-- begin --

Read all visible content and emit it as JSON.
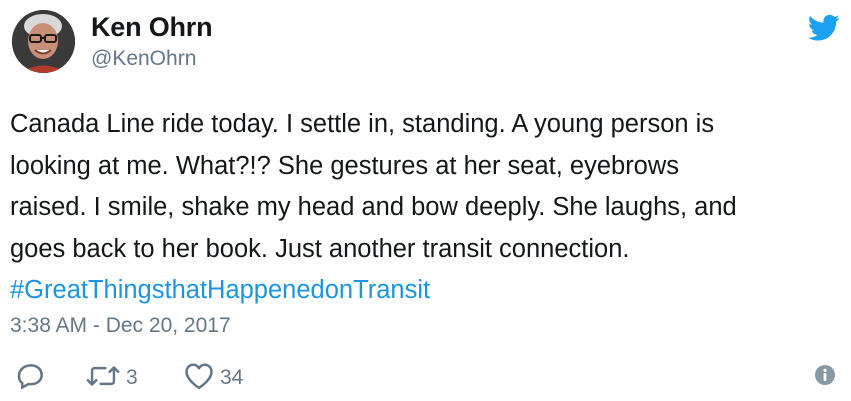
{
  "user": {
    "name": "Ken Ohrn",
    "handle": "@KenOhrn"
  },
  "tweet": {
    "lines": [
      "Canada Line ride today. I settle in, standing. A young person is",
      "looking at me. What?!? She gestures at her seat, eyebrows",
      "raised. I smile, shake my head and bow deeply. She laughs, and",
      "goes back to her book. Just another transit connection."
    ],
    "hashtag": "#GreatThingsthatHappenedonTransit",
    "timestamp": "3:38 AM - Dec 20, 2017"
  },
  "actions": {
    "retweet_count": "3",
    "like_count": "34"
  },
  "icons": {
    "brand": "twitter-bird-icon",
    "reply": "reply-icon",
    "retweet": "retweet-icon",
    "like": "heart-icon",
    "info": "info-icon"
  },
  "colors": {
    "brand": "#1da1f2",
    "hashtag": "#1b95e0",
    "secondary_text": "#657786",
    "primary_text": "#14171a"
  }
}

-- end --

AIM OF THE TASK | Which lines contain the word "brand"? Return each of them.

EXERCISE ANSWER |
    "brand": "twitter-bird-icon",
    "brand": "#1da1f2",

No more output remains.